▶ [What to work on]: Report all lines from the entries below in which "type" appears.

▶ [Data for this exercise]:
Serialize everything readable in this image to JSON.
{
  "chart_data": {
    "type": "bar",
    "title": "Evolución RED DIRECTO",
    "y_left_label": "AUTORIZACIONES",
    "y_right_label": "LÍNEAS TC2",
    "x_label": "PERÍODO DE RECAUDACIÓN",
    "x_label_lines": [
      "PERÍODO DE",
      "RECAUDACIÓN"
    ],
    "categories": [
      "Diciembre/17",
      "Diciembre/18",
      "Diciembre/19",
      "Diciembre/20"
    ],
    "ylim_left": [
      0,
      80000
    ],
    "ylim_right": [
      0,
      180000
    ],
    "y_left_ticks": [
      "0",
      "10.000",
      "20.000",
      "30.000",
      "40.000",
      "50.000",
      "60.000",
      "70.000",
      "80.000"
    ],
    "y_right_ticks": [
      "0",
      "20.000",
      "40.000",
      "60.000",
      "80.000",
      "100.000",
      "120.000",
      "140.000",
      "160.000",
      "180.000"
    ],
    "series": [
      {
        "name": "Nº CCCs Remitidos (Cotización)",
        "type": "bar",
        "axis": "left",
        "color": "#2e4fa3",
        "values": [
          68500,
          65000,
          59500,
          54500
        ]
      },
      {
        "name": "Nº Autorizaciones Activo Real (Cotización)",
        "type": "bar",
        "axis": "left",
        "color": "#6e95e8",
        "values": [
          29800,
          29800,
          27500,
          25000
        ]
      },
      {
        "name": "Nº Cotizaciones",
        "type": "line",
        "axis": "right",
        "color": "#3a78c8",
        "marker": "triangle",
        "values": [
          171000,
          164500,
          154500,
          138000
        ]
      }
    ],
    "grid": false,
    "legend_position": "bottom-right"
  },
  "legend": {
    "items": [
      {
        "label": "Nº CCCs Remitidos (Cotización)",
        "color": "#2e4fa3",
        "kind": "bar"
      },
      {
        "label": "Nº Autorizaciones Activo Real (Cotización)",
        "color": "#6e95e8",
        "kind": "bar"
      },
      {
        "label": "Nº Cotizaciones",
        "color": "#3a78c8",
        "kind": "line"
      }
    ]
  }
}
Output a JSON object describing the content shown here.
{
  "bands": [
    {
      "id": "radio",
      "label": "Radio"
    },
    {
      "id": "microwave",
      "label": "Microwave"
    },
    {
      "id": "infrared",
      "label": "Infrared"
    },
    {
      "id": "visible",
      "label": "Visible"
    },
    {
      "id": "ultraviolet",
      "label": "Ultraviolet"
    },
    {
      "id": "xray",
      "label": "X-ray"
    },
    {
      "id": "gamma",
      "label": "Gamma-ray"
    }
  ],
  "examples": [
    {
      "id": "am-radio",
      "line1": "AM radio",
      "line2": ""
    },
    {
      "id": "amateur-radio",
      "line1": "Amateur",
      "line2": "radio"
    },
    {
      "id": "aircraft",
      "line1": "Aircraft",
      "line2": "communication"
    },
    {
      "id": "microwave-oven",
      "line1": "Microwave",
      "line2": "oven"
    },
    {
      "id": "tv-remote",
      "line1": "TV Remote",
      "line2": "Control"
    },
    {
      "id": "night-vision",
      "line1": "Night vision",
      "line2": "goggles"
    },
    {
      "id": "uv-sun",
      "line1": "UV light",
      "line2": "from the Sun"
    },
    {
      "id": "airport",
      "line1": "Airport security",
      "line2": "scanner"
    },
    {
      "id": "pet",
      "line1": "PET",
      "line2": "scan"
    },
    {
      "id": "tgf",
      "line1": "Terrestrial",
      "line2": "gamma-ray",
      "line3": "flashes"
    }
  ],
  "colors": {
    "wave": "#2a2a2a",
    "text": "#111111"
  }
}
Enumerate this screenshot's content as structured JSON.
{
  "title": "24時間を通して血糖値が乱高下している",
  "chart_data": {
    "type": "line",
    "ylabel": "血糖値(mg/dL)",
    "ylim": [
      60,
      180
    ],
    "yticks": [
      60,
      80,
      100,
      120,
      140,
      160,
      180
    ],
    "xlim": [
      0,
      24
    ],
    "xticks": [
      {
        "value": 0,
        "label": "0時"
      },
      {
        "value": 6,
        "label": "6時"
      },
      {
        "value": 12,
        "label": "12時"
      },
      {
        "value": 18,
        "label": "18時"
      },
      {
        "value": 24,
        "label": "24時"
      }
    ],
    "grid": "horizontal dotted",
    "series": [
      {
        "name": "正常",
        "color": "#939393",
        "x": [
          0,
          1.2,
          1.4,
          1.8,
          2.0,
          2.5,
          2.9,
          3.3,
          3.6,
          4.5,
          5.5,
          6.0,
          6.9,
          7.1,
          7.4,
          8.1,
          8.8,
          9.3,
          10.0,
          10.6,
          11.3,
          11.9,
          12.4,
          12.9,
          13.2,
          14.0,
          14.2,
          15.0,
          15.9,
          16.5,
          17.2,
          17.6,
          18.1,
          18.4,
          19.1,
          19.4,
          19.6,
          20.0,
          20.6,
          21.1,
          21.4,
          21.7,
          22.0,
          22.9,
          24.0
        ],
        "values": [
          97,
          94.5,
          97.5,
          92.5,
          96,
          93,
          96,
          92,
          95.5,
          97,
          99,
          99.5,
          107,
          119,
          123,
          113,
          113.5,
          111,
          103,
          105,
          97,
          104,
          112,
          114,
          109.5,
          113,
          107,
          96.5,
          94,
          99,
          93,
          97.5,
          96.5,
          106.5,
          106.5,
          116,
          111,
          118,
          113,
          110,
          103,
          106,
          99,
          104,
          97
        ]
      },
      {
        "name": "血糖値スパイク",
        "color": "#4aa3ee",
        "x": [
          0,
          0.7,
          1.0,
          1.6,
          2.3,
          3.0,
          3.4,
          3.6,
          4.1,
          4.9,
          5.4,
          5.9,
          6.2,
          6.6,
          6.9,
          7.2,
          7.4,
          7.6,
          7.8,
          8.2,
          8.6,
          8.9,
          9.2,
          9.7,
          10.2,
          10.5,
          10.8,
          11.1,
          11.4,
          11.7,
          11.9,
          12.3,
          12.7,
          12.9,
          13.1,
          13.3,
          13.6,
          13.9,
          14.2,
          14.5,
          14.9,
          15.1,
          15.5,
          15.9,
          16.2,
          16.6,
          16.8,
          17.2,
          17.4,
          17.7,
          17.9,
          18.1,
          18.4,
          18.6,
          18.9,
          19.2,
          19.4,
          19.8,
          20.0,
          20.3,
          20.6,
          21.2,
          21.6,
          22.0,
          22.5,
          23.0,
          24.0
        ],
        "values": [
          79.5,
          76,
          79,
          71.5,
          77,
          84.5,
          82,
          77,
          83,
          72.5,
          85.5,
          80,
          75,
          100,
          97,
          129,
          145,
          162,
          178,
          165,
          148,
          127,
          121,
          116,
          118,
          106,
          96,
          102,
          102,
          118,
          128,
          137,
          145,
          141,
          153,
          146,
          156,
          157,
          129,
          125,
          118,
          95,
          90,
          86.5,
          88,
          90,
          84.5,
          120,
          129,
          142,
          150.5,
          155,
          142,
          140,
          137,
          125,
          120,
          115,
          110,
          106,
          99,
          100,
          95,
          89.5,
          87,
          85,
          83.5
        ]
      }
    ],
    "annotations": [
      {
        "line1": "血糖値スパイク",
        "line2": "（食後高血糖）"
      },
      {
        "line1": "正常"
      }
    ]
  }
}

▶ [Solution below]:
    "type": "bar",
        "type": "bar",
        "type": "bar",
        "type": "line",
    "type": "line",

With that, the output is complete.